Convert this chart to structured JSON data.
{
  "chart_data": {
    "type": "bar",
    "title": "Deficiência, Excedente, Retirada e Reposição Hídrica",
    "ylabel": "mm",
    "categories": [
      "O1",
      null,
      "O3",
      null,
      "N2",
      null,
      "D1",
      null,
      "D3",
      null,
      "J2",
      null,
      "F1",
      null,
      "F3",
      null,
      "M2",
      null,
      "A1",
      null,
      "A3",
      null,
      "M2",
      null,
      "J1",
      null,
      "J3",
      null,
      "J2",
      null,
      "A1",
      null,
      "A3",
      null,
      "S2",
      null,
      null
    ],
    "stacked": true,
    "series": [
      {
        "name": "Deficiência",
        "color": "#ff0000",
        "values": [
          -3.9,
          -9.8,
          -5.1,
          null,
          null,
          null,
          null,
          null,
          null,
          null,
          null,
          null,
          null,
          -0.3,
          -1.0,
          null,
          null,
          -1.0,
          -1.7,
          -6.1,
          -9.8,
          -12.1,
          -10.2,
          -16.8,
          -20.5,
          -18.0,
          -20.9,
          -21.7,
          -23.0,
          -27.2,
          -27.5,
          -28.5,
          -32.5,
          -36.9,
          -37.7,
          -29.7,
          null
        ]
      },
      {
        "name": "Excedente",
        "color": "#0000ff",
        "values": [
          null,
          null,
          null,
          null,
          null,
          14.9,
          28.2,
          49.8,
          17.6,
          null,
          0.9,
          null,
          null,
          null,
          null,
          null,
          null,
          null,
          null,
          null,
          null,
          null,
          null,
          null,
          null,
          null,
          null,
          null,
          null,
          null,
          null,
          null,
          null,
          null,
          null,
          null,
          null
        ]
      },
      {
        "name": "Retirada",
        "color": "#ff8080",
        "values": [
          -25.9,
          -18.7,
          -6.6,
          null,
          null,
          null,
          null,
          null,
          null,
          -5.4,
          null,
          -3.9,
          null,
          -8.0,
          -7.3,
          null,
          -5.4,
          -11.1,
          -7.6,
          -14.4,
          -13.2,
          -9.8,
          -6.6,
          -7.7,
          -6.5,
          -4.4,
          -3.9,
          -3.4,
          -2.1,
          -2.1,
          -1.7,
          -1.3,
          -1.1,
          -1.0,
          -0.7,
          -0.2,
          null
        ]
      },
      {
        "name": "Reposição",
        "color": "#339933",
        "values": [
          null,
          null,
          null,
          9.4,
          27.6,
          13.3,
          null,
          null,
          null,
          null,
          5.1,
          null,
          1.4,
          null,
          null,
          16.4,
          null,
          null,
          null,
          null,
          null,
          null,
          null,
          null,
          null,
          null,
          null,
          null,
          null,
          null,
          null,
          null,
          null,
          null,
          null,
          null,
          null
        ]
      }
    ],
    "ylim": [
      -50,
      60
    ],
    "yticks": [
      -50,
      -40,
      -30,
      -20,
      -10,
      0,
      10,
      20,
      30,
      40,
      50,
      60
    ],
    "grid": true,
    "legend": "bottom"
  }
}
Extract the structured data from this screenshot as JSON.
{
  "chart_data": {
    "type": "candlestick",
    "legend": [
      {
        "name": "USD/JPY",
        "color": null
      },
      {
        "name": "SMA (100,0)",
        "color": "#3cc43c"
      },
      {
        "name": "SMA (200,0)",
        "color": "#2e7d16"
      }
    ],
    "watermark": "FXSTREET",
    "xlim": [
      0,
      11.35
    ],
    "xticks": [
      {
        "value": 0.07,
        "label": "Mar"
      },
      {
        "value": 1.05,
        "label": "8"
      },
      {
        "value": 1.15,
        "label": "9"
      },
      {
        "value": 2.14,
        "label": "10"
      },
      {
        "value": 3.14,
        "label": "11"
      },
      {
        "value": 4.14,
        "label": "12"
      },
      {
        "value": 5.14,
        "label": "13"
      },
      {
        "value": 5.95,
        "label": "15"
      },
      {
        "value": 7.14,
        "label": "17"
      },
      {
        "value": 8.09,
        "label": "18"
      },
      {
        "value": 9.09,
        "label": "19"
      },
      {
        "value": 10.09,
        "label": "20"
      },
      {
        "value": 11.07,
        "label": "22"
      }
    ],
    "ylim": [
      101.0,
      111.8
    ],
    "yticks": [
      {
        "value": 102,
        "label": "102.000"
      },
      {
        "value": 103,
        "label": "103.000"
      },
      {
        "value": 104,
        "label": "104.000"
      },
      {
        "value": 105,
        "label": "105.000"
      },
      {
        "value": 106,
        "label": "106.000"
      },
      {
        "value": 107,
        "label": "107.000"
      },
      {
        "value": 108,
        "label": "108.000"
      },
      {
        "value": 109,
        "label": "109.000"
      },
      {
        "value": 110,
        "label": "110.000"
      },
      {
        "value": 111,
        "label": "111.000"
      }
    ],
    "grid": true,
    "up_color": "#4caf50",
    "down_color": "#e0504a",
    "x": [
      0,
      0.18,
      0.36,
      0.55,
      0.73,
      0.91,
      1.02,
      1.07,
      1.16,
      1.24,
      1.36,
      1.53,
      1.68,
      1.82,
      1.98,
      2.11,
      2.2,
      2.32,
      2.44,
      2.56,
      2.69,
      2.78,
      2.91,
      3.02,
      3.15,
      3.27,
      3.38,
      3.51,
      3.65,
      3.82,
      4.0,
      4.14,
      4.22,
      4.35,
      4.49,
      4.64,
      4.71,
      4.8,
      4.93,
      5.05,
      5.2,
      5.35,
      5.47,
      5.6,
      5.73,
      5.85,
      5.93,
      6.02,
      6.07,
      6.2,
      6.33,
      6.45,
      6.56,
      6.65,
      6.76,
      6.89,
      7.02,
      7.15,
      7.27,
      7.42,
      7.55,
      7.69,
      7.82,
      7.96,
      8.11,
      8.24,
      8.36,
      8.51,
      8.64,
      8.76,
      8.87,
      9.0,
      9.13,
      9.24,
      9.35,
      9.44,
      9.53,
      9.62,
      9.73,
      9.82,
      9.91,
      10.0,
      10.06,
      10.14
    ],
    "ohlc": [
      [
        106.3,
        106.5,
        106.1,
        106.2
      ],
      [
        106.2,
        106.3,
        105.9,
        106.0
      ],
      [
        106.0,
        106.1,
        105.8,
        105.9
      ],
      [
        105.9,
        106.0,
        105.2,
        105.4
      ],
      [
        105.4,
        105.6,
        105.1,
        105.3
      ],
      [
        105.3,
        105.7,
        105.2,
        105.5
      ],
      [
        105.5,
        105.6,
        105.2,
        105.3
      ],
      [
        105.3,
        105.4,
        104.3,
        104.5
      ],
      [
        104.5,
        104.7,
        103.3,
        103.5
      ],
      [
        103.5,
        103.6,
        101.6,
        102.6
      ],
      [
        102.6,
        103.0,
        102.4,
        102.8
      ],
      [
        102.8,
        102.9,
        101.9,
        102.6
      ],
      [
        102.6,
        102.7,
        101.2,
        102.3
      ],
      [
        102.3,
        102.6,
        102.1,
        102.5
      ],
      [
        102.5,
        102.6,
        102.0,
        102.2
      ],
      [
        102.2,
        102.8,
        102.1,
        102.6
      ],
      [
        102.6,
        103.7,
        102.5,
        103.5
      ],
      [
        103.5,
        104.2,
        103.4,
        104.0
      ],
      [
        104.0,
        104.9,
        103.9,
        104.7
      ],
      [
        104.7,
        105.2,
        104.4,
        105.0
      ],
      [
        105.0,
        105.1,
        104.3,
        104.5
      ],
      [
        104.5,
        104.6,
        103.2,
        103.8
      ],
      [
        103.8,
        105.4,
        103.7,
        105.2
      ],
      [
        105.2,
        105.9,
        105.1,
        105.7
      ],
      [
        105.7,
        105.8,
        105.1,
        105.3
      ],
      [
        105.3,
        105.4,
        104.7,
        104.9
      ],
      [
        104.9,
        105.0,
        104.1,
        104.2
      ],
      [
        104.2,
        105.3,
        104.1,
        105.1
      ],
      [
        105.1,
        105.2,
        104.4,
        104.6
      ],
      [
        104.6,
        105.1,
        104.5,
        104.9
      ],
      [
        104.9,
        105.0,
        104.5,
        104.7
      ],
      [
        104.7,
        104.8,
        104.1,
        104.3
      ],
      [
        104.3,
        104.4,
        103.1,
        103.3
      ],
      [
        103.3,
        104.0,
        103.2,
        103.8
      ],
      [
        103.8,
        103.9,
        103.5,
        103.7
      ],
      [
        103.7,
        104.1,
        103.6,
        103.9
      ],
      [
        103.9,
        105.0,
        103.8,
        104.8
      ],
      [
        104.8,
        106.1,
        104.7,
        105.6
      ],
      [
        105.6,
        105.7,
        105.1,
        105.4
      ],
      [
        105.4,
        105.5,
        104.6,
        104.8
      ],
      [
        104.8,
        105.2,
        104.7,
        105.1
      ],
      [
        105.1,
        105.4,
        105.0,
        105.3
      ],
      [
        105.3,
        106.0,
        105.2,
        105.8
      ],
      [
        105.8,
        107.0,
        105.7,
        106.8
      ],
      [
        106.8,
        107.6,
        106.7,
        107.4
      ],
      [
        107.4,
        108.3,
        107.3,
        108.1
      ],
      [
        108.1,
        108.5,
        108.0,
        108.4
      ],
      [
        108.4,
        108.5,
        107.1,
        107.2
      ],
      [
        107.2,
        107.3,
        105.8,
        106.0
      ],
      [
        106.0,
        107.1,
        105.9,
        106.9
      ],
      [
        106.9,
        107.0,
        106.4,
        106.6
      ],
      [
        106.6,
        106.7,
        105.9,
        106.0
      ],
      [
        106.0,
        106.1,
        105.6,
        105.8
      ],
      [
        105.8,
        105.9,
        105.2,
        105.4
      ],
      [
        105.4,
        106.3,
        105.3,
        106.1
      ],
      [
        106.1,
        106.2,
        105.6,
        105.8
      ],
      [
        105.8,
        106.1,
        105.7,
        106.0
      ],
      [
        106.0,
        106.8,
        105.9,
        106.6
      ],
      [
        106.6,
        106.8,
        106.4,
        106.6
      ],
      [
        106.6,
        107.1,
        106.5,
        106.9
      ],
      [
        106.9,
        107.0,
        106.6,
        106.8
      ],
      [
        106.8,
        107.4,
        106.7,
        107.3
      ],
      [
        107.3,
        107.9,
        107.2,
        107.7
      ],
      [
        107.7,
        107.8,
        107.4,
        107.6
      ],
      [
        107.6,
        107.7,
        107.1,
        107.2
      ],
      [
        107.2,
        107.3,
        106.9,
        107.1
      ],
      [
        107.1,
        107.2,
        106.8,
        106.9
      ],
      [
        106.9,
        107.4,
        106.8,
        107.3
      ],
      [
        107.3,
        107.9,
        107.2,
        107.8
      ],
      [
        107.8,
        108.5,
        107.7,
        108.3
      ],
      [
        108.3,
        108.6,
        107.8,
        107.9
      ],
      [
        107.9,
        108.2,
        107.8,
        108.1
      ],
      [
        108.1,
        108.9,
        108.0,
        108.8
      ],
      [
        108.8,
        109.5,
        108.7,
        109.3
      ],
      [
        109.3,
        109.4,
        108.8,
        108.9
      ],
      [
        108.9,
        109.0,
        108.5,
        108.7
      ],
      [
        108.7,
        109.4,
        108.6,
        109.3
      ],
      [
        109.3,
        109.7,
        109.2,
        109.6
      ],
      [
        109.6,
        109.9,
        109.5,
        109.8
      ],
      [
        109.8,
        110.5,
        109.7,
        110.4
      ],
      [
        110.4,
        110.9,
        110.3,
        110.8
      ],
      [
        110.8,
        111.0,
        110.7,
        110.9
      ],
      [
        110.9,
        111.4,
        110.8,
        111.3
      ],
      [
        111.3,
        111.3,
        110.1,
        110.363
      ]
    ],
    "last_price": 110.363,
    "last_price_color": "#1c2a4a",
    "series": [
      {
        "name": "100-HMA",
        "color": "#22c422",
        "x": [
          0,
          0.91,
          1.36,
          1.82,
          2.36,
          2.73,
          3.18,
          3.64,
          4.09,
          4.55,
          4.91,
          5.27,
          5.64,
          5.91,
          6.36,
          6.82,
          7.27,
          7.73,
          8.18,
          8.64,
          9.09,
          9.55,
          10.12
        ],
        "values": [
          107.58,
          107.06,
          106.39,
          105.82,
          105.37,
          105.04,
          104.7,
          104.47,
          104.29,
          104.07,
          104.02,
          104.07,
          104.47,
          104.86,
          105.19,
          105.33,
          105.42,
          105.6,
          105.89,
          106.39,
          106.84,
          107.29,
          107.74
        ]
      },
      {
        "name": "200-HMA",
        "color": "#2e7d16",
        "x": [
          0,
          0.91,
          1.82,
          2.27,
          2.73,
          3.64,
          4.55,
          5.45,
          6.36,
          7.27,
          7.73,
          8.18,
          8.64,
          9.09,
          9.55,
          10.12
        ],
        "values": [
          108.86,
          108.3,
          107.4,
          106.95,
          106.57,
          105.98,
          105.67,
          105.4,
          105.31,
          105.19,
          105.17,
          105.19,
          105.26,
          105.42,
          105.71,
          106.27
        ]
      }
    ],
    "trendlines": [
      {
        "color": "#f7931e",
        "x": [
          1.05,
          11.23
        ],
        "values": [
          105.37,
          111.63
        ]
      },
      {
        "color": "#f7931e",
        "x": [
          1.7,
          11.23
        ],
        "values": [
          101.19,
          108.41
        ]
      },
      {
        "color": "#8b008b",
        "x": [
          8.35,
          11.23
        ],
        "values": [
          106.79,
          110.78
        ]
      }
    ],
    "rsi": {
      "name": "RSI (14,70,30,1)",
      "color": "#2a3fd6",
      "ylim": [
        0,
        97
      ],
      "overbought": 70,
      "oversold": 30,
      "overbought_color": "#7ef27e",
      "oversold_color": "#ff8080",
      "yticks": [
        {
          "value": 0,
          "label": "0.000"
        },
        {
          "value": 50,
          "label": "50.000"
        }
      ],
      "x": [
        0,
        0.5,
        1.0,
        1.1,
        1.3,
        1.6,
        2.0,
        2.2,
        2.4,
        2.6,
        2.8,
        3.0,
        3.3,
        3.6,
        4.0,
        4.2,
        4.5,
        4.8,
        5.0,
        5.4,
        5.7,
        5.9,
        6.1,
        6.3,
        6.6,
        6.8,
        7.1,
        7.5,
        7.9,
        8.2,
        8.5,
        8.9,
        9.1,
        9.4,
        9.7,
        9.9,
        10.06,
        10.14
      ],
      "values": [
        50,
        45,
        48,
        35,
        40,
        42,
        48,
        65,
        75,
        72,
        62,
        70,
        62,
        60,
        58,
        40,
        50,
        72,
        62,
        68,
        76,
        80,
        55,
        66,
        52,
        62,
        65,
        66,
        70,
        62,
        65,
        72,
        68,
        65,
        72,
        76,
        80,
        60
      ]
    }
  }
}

#### What this task involves
Identify and extract each line of the listing that contains "structured".

#### Result
Convert this chart to structured JSON data.
Extract the structured data from this screenshot as JSON.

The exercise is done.